The problem: Copy out every line of the records below, character for character.

Dataset content:
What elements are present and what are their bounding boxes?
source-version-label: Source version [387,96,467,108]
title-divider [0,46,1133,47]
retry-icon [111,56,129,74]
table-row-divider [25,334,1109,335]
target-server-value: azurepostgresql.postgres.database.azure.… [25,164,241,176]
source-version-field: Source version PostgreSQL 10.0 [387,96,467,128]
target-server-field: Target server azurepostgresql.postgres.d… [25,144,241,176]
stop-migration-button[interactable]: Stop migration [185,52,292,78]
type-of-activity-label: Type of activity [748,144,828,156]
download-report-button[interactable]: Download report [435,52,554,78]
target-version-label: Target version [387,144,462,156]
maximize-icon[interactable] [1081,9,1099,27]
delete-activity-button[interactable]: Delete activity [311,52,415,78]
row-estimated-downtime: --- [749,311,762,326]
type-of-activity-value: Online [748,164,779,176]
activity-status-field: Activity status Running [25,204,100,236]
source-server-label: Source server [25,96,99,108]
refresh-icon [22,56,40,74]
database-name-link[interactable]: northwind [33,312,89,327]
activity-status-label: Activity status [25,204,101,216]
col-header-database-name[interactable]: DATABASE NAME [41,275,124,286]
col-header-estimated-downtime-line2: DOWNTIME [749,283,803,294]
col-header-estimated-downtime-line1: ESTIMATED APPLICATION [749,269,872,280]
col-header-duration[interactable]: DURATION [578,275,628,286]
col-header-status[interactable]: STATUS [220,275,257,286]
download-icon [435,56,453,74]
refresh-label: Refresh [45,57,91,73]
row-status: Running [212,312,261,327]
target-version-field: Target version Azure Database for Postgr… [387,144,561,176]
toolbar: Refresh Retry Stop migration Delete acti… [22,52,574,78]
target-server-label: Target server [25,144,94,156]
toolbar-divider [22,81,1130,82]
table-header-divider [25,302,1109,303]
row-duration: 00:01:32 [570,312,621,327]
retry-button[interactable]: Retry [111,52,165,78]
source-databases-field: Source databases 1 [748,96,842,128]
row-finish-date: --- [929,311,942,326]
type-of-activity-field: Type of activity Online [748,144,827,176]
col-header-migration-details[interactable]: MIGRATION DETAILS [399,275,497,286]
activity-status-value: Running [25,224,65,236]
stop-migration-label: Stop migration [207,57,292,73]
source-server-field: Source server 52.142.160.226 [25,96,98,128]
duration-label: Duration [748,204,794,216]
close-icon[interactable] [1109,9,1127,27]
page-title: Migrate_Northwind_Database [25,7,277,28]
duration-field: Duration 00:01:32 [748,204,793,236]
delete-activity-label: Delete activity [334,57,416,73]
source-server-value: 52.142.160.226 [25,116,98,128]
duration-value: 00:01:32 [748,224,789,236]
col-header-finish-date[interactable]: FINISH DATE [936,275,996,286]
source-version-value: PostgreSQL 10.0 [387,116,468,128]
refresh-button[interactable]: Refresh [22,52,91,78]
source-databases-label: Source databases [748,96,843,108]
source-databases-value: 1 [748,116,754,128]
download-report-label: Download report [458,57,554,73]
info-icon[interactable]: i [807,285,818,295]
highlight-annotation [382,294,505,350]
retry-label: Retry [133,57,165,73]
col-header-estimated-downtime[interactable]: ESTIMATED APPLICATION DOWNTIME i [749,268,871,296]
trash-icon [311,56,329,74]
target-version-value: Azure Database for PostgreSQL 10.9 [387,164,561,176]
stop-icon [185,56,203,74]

Final result:
What elements are present and what are their bounding boxes?
source-version-label: Source version [387,96,467,108]
title-divider [0,46,1133,47]
retry-icon [111,56,129,74]
table-row-divider [25,334,1109,335]
target-server-value: azurepostgresql.postgres.database.azure.… [25,164,241,176]
source-version-field: Source version PostgreSQL 10.0 [387,96,467,128]
target-server-field: Target server azurepostgresql.postgres.d… [25,144,241,176]
stop-migration-button[interactable]: Stop migration [185,52,292,78]
type-of-activity-label: Type of activity [748,144,828,156]
download-report-button[interactable]: Download report [435,52,554,78]
target-version-label: Target version [387,144,462,156]
maximize-icon[interactable] [1081,9,1099,27]
delete-activity-button[interactable]: Delete activity [311,52,415,78]
row-estimated-downtime: --- [749,311,762,326]
type-of-activity-value: Online [748,164,779,176]
activity-status-field: Activity status Running [25,204,100,236]
source-server-label: Source server [25,96,99,108]
refresh-icon [22,56,40,74]
database-name-link[interactable]: northwind [33,312,89,327]
activity-status-label: Activity status [25,204,101,216]
col-header-database-name[interactable]: DATABASE NAME [41,275,124,286]
col-header-estimated-downtime-line2: DOWNTIME [749,283,803,294]
col-header-estimated-downtime-line1: ESTIMATED APPLICATION [749,269,872,280]
col-header-duration[interactable]: DURATION [578,275,628,286]
col-header-status[interactable]: STATUS [220,275,257,286]
download-icon [435,56,453,74]
refresh-label: Refresh [45,57,91,73]
row-status: Running [212,312,261,327]
target-version-field: Target version Azure Database for Postgr… [387,144,561,176]
toolbar: Refresh Retry Stop migration Delete acti… [22,52,574,78]
target-server-label: Target server [25,144,94,156]
toolbar-divider [22,81,1130,82]
table-header-divider [25,302,1109,303]
row-duration: 00:01:32 [570,312,621,327]
retry-button[interactable]: Retry [111,52,165,78]
source-databases-field: Source databases 1 [748,96,842,128]
row-finish-date: --- [929,311,942,326]
type-of-activity-field: Type of activity Online [748,144,827,176]
col-header-migration-details[interactable]: MIGRATION DETAILS [399,275,497,286]
activity-status-value: Running [25,224,65,236]
stop-migration-label: Stop migration [207,57,292,73]
source-server-field: Source server 52.142.160.226 [25,96,98,128]
duration-label: Duration [748,204,794,216]
close-icon[interactable] [1109,9,1127,27]
page-title: Migrate_Northwind_Database [25,7,277,28]
duration-field: Duration 00:01:32 [748,204,793,236]
delete-activity-label: Delete activity [334,57,416,73]
source-server-value: 52.142.160.226 [25,116,98,128]
duration-value: 00:01:32 [748,224,789,236]
col-header-finish-date[interactable]: FINISH DATE [936,275,996,286]
source-version-value: PostgreSQL 10.0 [387,116,468,128]
refresh-button[interactable]: Refresh [22,52,91,78]
source-databases-label: Source databases [748,96,843,108]
source-databases-value: 1 [748,116,754,128]
download-report-label: Download report [458,57,554,73]
info-icon[interactable]: i [807,285,818,295]
highlight-annotation [382,294,505,350]
retry-label: Retry [133,57,165,73]
col-header-estimated-downtime[interactable]: ESTIMATED APPLICATION DOWNTIME i [749,268,871,296]
trash-icon [311,56,329,74]
target-version-value: Azure Database for PostgreSQL 10.9 [387,164,561,176]
stop-icon [185,56,203,74]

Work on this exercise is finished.